◆ EXTRACTED DATA ◆
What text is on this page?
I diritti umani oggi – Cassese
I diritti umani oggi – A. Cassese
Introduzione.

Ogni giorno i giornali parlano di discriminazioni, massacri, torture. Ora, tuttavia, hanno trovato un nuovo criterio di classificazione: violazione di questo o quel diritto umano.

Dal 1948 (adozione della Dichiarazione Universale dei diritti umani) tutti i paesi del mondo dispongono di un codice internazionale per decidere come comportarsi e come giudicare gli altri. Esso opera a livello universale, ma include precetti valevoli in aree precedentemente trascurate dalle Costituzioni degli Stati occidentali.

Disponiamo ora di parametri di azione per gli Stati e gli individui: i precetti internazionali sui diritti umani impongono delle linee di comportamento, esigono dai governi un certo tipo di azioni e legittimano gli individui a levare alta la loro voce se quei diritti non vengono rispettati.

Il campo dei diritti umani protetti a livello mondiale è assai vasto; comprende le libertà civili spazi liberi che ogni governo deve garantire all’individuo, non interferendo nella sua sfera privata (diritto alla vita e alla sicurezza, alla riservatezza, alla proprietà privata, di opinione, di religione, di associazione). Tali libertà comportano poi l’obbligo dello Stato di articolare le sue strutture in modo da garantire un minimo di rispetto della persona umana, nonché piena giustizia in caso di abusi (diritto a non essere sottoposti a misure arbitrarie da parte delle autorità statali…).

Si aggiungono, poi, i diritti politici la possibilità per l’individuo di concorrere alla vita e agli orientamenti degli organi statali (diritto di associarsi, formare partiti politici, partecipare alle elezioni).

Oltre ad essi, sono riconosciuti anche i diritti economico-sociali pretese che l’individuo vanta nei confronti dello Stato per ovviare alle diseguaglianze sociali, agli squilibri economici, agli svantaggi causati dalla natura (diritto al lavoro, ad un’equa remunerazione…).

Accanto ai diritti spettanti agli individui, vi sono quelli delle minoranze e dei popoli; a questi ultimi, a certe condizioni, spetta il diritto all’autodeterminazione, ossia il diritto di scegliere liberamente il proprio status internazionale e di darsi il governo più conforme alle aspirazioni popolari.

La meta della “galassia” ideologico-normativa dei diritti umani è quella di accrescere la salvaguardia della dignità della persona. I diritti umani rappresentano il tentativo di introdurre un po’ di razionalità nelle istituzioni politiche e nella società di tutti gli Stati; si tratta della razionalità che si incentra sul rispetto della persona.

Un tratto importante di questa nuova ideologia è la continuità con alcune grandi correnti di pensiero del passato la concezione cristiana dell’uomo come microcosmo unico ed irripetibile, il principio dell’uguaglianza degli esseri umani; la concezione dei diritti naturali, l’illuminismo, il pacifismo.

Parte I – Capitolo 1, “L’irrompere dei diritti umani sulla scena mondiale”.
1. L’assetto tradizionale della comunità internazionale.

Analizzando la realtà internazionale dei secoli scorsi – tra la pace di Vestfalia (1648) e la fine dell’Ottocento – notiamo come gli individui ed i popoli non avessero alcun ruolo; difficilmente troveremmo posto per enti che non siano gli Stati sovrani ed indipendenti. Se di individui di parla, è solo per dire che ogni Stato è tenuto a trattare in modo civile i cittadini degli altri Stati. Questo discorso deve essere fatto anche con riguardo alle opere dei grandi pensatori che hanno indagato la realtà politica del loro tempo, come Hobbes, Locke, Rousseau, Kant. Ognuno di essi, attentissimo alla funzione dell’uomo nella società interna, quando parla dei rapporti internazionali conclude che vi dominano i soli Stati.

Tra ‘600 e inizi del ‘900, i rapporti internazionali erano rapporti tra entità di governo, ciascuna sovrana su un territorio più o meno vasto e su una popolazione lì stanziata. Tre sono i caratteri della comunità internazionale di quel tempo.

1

==

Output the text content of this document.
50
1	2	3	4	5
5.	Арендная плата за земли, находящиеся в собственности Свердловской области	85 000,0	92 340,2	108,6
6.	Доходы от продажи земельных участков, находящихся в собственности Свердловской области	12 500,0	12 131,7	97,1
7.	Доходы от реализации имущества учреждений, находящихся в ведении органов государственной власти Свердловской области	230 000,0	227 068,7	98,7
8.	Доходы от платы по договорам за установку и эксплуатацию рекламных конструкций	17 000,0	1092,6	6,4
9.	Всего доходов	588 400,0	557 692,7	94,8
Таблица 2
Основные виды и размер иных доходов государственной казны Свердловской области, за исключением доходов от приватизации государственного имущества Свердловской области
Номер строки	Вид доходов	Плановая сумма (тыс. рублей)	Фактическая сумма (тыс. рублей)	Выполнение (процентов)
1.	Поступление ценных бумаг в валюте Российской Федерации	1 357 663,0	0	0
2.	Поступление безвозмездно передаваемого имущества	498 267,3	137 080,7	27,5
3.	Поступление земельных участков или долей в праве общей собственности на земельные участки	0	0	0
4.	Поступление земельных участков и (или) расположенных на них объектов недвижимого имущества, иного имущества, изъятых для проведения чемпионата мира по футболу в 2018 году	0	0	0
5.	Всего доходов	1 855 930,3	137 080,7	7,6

◆ DIRECTIONS ◆
Report the number of lines holding the string "земельных", without any other words.

◆ REPLY TO THE TASK ◆
3